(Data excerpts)
## start

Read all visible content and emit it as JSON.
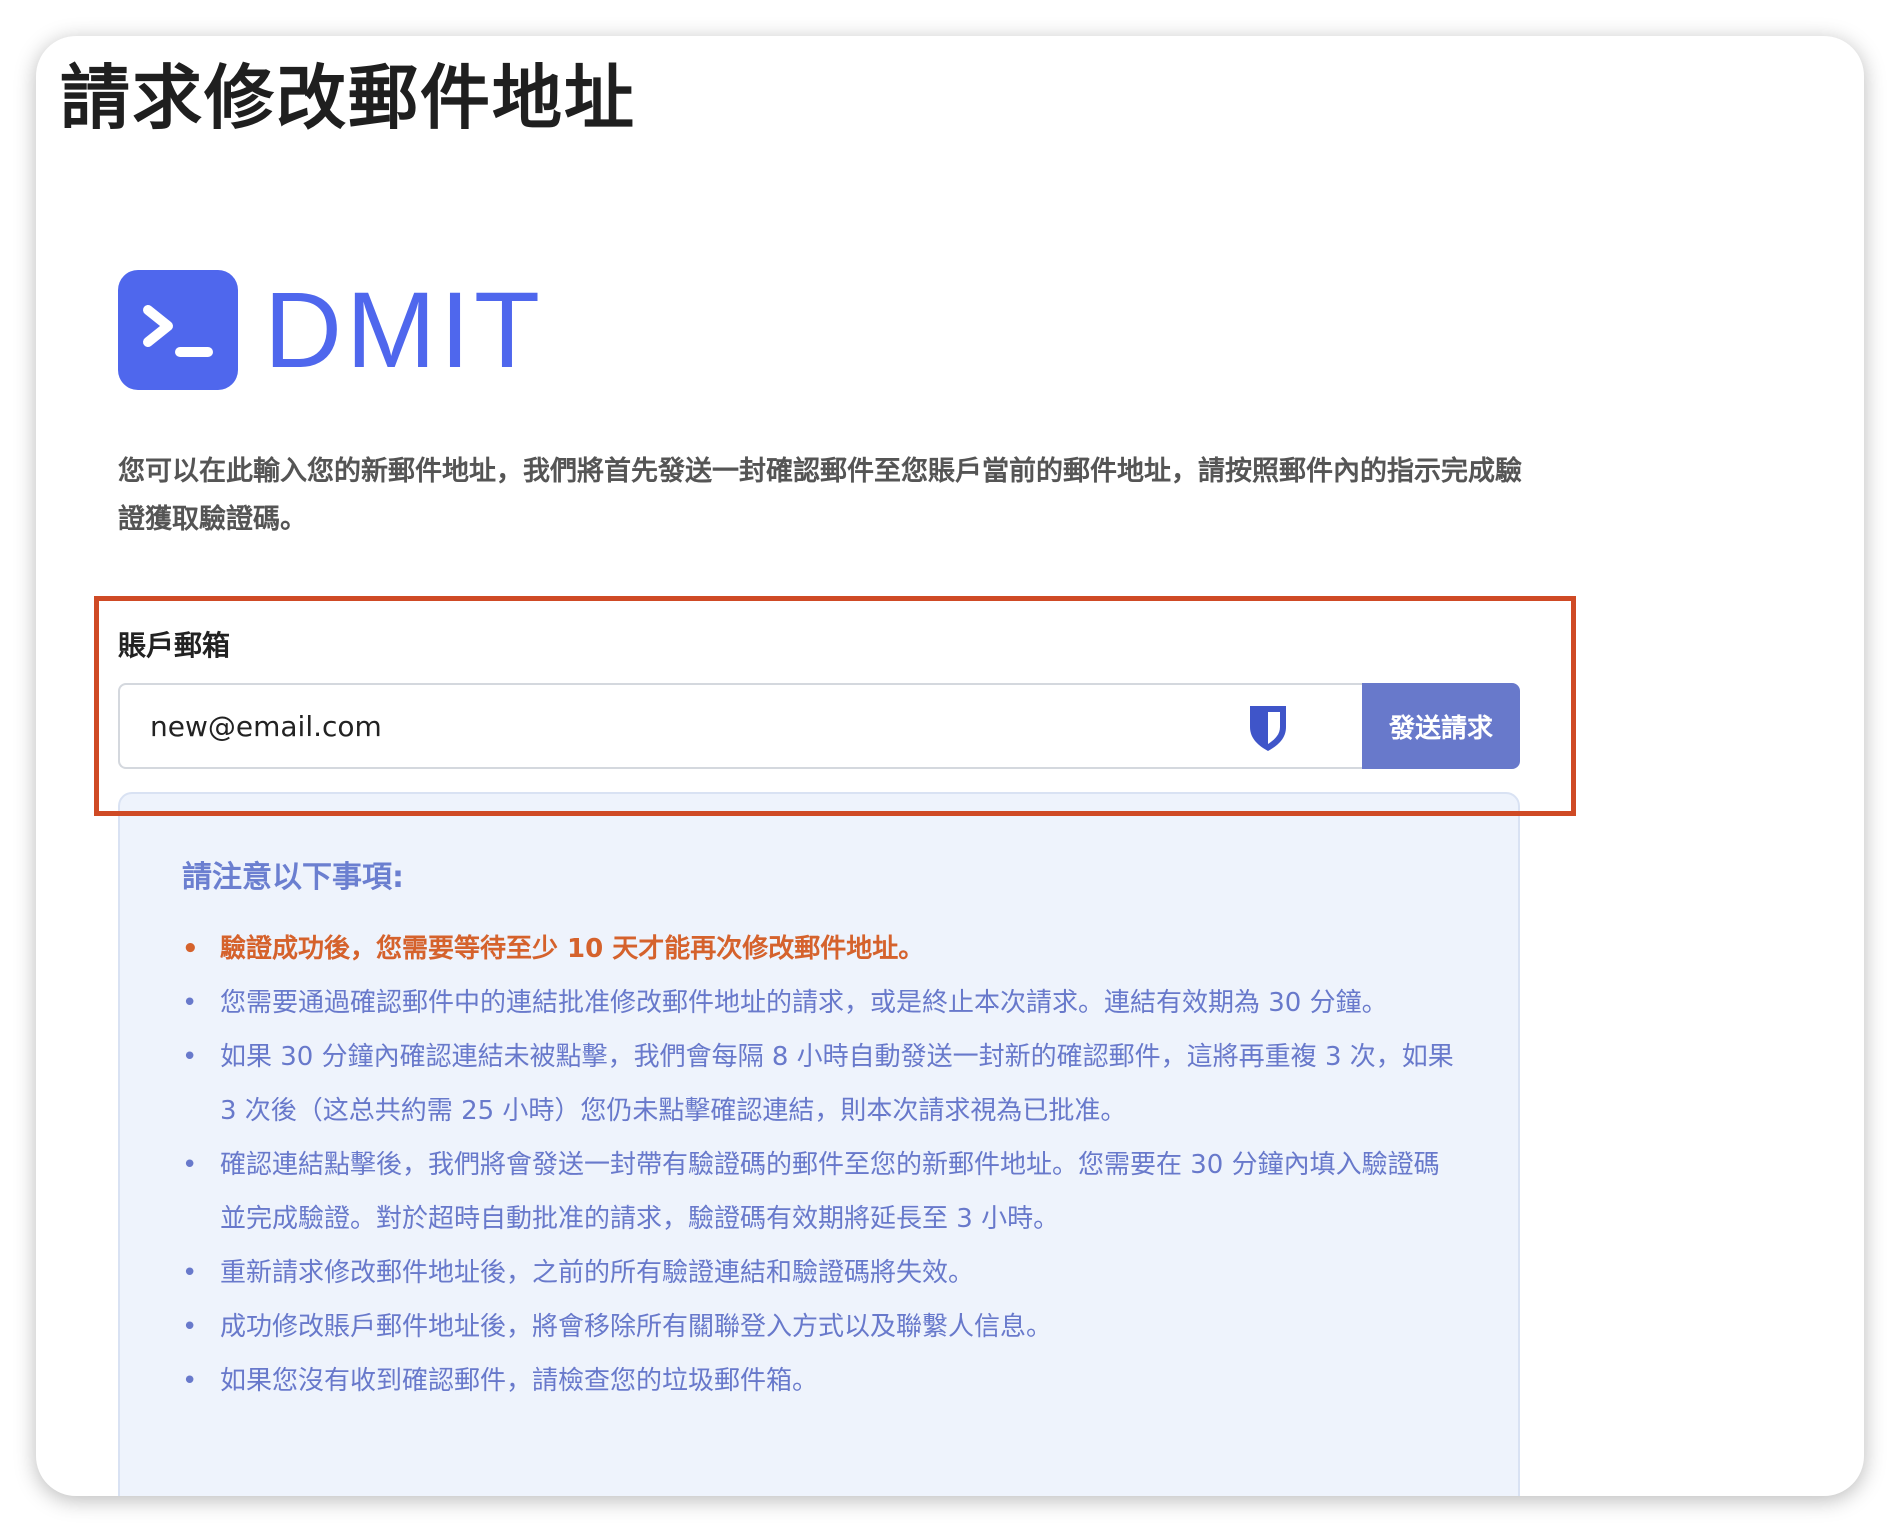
{
  "page": {
    "title": "請求修改郵件地址"
  },
  "brand": {
    "name": "DMIT",
    "color": "#4f67ed",
    "icon": "terminal-prompt-icon"
  },
  "intro": {
    "text": "您可以在此輸入您的新郵件地址，我們將首先發送一封確認郵件至您賬戶當前的郵件地址，請按照郵件內的指示完成驗證獲取驗證碼。"
  },
  "form": {
    "label": "賬戶郵箱",
    "email_value": "new@email.com",
    "password_manager_icon": "shield-icon",
    "submit_label": "發送請求",
    "button_color": "#6879cb",
    "highlight_color": "#cf4a25"
  },
  "notice": {
    "title": "請注意以下事項:",
    "items": [
      {
        "text": "驗證成功後，您需要等待至少 10 天才能再次修改郵件地址。",
        "warn": true
      },
      {
        "text": "您需要通過確認郵件中的連結批准修改郵件地址的請求，或是終止本次請求。連結有效期為 30 分鐘。",
        "warn": false
      },
      {
        "text": "如果 30 分鐘內確認連結未被點擊，我們會每隔 8 小時自動發送一封新的確認郵件，這將再重複 3 次，如果 3 次後（这总共約需 25 小時）您仍未點擊確認連結，則本次請求視為已批准。",
        "warn": false
      },
      {
        "text": "確認連結點擊後，我們將會發送一封帶有驗證碼的郵件至您的新郵件地址。您需要在 30 分鐘內填入驗證碼並完成驗證。對於超時自動批准的請求，驗證碼有效期將延長至 3 小時。",
        "warn": false
      },
      {
        "text": "重新請求修改郵件地址後，之前的所有驗證連結和驗證碼將失效。",
        "warn": false
      },
      {
        "text": "成功修改賬戶郵件地址後，將會移除所有關聯登入方式以及聯繫人信息。",
        "warn": false
      },
      {
        "text": "如果您沒有收到確認郵件，請檢查您的垃圾郵件箱。",
        "warn": false
      }
    ],
    "text_color": "#6879cb",
    "warn_color": "#d5622c"
  }
}
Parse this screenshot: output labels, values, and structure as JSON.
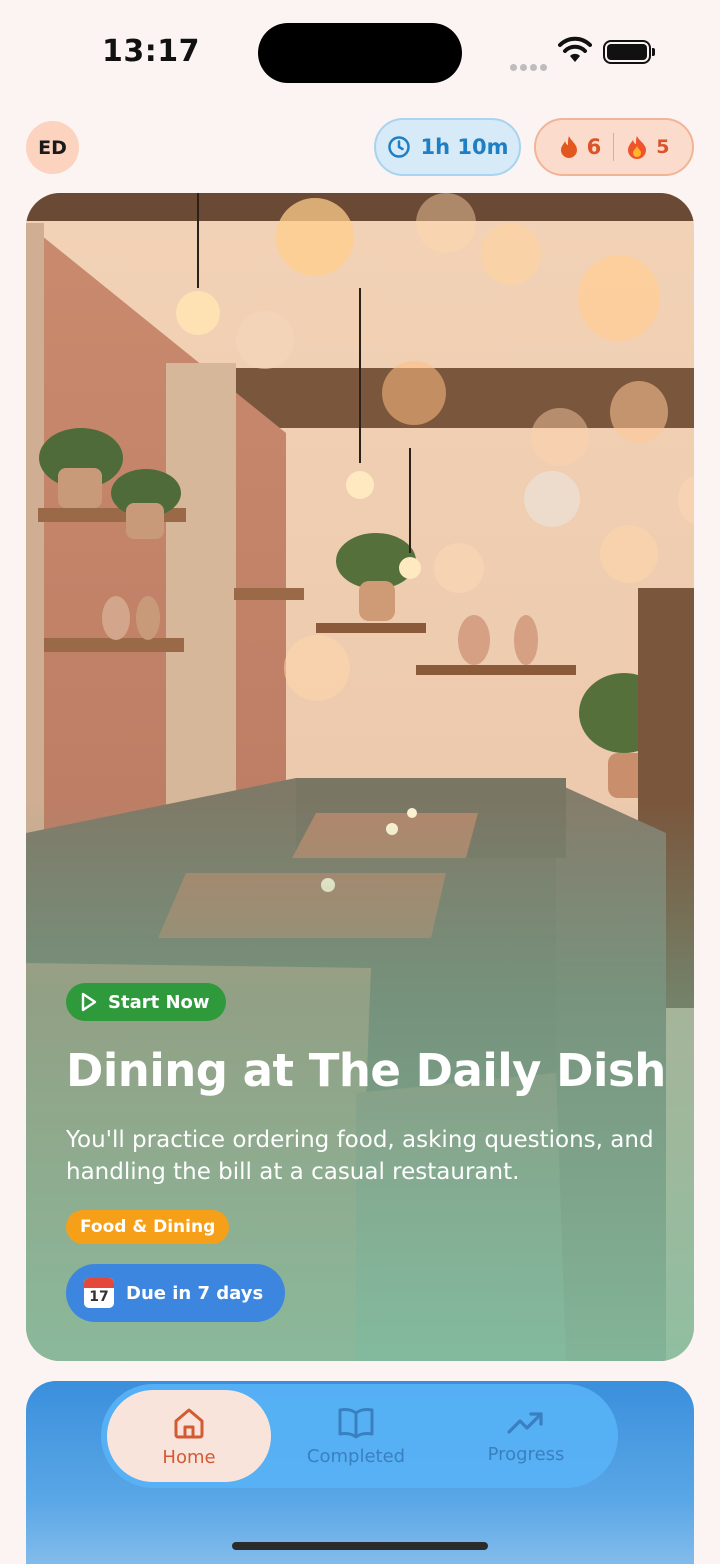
{
  "status_bar": {
    "time": "13:17"
  },
  "header": {
    "avatar_initials": "ED",
    "time_spent": "1h 10m",
    "streak_current": "6",
    "streak_best": "5"
  },
  "hero": {
    "start_label": "Start Now",
    "title": "Dining at The Daily Dish",
    "description": "You'll practice ordering food, asking questions, and handling the bill at a casual restaurant.",
    "category": "Food & Dining",
    "due_label": "Due in 7 days",
    "calendar_day": "17"
  },
  "tabbar": {
    "tabs": [
      {
        "label": "Home",
        "icon": "home-icon",
        "active": true
      },
      {
        "label": "Completed",
        "icon": "book-icon",
        "active": false
      },
      {
        "label": "Progress",
        "icon": "trending-up-icon",
        "active": false
      }
    ]
  },
  "colors": {
    "background": "#fbf4f2",
    "start_green": "#2f9a3b",
    "category_orange": "#f6a01a",
    "due_blue": "#3d86e0",
    "active_tab": "#d45a33"
  }
}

## end

Each line containing the word "JSON" counts once; report the total alone.

Solution: 2